[REQUIRED TASK]
Write out the whole listing again, exactly.

:: DATA FOR THIS TASK ::

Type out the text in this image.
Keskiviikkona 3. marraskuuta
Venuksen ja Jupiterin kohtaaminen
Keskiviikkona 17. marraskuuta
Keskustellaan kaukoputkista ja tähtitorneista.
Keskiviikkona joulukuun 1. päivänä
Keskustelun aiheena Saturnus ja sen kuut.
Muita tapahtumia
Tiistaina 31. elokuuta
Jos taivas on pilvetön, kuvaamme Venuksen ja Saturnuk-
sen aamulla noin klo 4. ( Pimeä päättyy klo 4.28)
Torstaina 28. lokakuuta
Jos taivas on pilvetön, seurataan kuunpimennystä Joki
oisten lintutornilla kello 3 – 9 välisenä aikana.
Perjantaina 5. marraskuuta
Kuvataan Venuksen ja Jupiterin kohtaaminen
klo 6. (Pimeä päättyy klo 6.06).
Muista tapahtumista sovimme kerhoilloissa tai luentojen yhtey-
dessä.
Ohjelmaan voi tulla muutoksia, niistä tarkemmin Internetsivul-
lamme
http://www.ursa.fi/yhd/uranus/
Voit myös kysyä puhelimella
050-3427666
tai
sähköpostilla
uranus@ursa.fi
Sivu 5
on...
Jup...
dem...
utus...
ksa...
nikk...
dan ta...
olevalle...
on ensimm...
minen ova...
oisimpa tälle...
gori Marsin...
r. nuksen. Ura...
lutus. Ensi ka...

:::

[OUTPUT OF THE TASK]
Type out the text in this image.
Keskiviikkona 3. marraskuuta
Venuksen ja Jupiterin kohtaaminen
Keskiviikkona 17. marraskuuta
Keskustellaan kaukoputkista ja tähtitorneista.
Keskiviikkona joulukuun 1. päivänä
Keskustelun aiheena Saturnus ja sen kuut.
Muita tapahtumia
Tiistaina 31. elokuuta
Jos taivas on pilvetön, kuvaamme Venuksen ja Saturnuk-
sen aamulla noin klo 4. ( Pimeä päättyy klo 4.28)
Torstaina 28. lokakuuta
Jos taivas on pilvetön, seurataan kuunpimennystä Joki
oisten lintutornilla kello 3 – 9 välisenä aikana.
Perjantaina 5. marraskuuta
Kuvataan Venuksen ja Jupiterin kohtaaminen
klo 6. (Pimeä päättyy klo 6.06).
Muista tapahtumista sovimme kerhoilloissa tai luentojen yhtey-
dessä.
Ohjelmaan voi tulla muutoksia, niistä tarkemmin Internetsivul-
lamme
http://www.ursa.fi/yhd/uranus/
Voit myös kysyä puhelimella
050-3427666
tai
sähköpostilla
uranus@ursa.fi
Sivu 5
on...
Jup...
dem...
utus...
ksa...
nikk...
dan ta...
olevalle...
on ensimm...
minen ova...
oisimpa tälle...
gori Marsin...
r. nuksen. Ura...
lutus. Ensi ka...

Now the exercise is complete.